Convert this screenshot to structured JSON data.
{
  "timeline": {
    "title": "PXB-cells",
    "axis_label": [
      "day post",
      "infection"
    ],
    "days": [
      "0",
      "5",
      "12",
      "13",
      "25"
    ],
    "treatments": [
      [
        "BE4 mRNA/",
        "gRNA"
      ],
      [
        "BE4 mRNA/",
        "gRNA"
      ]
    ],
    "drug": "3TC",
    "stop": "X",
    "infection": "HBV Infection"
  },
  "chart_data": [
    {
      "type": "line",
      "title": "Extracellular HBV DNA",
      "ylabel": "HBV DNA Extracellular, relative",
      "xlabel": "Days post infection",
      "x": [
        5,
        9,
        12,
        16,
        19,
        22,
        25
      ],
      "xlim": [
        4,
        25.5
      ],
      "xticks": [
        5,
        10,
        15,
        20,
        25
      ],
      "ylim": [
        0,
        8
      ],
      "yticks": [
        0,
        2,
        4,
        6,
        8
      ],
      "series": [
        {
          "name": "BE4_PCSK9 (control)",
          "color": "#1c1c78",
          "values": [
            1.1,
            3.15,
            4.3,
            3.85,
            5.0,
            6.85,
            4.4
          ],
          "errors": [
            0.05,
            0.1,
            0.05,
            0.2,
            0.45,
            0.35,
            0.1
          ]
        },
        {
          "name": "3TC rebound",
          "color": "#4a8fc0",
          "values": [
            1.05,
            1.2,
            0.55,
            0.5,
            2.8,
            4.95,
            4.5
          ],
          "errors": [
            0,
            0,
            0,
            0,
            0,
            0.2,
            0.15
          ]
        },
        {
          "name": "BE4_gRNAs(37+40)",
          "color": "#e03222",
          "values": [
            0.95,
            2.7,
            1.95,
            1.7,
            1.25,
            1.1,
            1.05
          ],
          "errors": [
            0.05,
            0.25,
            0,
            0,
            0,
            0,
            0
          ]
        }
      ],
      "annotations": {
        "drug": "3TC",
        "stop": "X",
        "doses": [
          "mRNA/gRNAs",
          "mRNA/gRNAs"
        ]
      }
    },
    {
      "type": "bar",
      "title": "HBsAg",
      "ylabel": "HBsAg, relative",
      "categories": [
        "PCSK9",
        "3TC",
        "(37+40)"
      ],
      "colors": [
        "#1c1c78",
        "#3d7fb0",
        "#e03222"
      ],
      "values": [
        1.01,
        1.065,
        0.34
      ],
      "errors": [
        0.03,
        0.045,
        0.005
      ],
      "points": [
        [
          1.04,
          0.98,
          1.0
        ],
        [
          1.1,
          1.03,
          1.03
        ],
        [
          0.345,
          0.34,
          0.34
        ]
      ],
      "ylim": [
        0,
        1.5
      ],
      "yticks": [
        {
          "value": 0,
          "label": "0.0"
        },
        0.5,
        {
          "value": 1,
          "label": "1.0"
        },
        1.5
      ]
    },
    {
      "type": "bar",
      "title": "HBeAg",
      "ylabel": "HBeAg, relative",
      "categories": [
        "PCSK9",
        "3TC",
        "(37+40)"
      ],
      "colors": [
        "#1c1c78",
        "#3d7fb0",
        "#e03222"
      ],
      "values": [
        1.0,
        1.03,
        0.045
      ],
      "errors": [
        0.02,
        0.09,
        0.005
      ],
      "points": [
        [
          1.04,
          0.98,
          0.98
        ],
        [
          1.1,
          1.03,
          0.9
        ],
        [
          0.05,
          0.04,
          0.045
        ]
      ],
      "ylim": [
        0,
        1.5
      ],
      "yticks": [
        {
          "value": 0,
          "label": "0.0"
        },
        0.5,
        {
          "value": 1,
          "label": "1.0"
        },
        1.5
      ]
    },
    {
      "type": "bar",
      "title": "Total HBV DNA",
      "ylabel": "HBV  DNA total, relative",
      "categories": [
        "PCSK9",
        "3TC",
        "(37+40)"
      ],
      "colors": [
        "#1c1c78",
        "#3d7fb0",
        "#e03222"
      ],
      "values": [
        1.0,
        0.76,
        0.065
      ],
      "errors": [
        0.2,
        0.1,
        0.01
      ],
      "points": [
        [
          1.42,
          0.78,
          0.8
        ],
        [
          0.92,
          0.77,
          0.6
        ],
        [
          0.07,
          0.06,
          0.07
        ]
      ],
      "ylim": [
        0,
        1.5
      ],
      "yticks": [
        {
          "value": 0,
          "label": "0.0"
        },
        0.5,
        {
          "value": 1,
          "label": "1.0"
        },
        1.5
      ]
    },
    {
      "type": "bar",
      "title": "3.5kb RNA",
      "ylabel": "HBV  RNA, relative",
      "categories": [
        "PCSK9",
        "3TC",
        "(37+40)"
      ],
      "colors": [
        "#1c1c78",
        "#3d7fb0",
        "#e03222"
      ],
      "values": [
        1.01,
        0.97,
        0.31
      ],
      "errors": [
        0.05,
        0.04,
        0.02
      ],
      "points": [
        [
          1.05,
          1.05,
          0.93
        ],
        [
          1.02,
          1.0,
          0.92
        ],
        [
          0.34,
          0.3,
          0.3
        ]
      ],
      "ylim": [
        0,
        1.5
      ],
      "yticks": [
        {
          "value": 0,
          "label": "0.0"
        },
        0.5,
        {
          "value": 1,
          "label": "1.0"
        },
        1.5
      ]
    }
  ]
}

Task to complete – Your response must consist of every line above, reproduced exactly.

Your solution –
Convert this screenshot to structured JSON data.
{
  "timeline": {
    "title": "PXB-cells",
    "axis_label": [
      "day post",
      "infection"
    ],
    "days": [
      "0",
      "5",
      "12",
      "13",
      "25"
    ],
    "treatments": [
      [
        "BE4 mRNA/",
        "gRNA"
      ],
      [
        "BE4 mRNA/",
        "gRNA"
      ]
    ],
    "drug": "3TC",
    "stop": "X",
    "infection": "HBV Infection"
  },
  "chart_data": [
    {
      "type": "line",
      "title": "Extracellular HBV DNA",
      "ylabel": "HBV DNA Extracellular, relative",
      "xlabel": "Days post infection",
      "x": [
        5,
        9,
        12,
        16,
        19,
        22,
        25
      ],
      "xlim": [
        4,
        25.5
      ],
      "xticks": [
        5,
        10,
        15,
        20,
        25
      ],
      "ylim": [
        0,
        8
      ],
      "yticks": [
        0,
        2,
        4,
        6,
        8
      ],
      "series": [
        {
          "name": "BE4_PCSK9 (control)",
          "color": "#1c1c78",
          "values": [
            1.1,
            3.15,
            4.3,
            3.85,
            5.0,
            6.85,
            4.4
          ],
          "errors": [
            0.05,
            0.1,
            0.05,
            0.2,
            0.45,
            0.35,
            0.1
          ]
        },
        {
          "name": "3TC rebound",
          "color": "#4a8fc0",
          "values": [
            1.05,
            1.2,
            0.55,
            0.5,
            2.8,
            4.95,
            4.5
          ],
          "errors": [
            0,
            0,
            0,
            0,
            0,
            0.2,
            0.15
          ]
        },
        {
          "name": "BE4_gRNAs(37+40)",
          "color": "#e03222",
          "values": [
            0.95,
            2.7,
            1.95,
            1.7,
            1.25,
            1.1,
            1.05
          ],
          "errors": [
            0.05,
            0.25,
            0,
            0,
            0,
            0,
            0
          ]
        }
      ],
      "annotations": {
        "drug": "3TC",
        "stop": "X",
        "doses": [
          "mRNA/gRNAs",
          "mRNA/gRNAs"
        ]
      }
    },
    {
      "type": "bar",
      "title": "HBsAg",
      "ylabel": "HBsAg, relative",
      "categories": [
        "PCSK9",
        "3TC",
        "(37+40)"
      ],
      "colors": [
        "#1c1c78",
        "#3d7fb0",
        "#e03222"
      ],
      "values": [
        1.01,
        1.065,
        0.34
      ],
      "errors": [
        0.03,
        0.045,
        0.005
      ],
      "points": [
        [
          1.04,
          0.98,
          1.0
        ],
        [
          1.1,
          1.03,
          1.03
        ],
        [
          0.345,
          0.34,
          0.34
        ]
      ],
      "ylim": [
        0,
        1.5
      ],
      "yticks": [
        {
          "value": 0,
          "label": "0.0"
        },
        0.5,
        {
          "value": 1,
          "label": "1.0"
        },
        1.5
      ]
    },
    {
      "type": "bar",
      "title": "HBeAg",
      "ylabel": "HBeAg, relative",
      "categories": [
        "PCSK9",
        "3TC",
        "(37+40)"
      ],
      "colors": [
        "#1c1c78",
        "#3d7fb0",
        "#e03222"
      ],
      "values": [
        1.0,
        1.03,
        0.045
      ],
      "errors": [
        0.02,
        0.09,
        0.005
      ],
      "points": [
        [
          1.04,
          0.98,
          0.98
        ],
        [
          1.1,
          1.03,
          0.9
        ],
        [
          0.05,
          0.04,
          0.045
        ]
      ],
      "ylim": [
        0,
        1.5
      ],
      "yticks": [
        {
          "value": 0,
          "label": "0.0"
        },
        0.5,
        {
          "value": 1,
          "label": "1.0"
        },
        1.5
      ]
    },
    {
      "type": "bar",
      "title": "Total HBV DNA",
      "ylabel": "HBV  DNA total, relative",
      "categories": [
        "PCSK9",
        "3TC",
        "(37+40)"
      ],
      "colors": [
        "#1c1c78",
        "#3d7fb0",
        "#e03222"
      ],
      "values": [
        1.0,
        0.76,
        0.065
      ],
      "errors": [
        0.2,
        0.1,
        0.01
      ],
      "points": [
        [
          1.42,
          0.78,
          0.8
        ],
        [
          0.92,
          0.77,
          0.6
        ],
        [
          0.07,
          0.06,
          0.07
        ]
      ],
      "ylim": [
        0,
        1.5
      ],
      "yticks": [
        {
          "value": 0,
          "label": "0.0"
        },
        0.5,
        {
          "value": 1,
          "label": "1.0"
        },
        1.5
      ]
    },
    {
      "type": "bar",
      "title": "3.5kb RNA",
      "ylabel": "HBV  RNA, relative",
      "categories": [
        "PCSK9",
        "3TC",
        "(37+40)"
      ],
      "colors": [
        "#1c1c78",
        "#3d7fb0",
        "#e03222"
      ],
      "values": [
        1.01,
        0.97,
        0.31
      ],
      "errors": [
        0.05,
        0.04,
        0.02
      ],
      "points": [
        [
          1.05,
          1.05,
          0.93
        ],
        [
          1.02,
          1.0,
          0.92
        ],
        [
          0.34,
          0.3,
          0.3
        ]
      ],
      "ylim": [
        0,
        1.5
      ],
      "yticks": [
        {
          "value": 0,
          "label": "0.0"
        },
        0.5,
        {
          "value": 1,
          "label": "1.0"
        },
        1.5
      ]
    }
  ]
}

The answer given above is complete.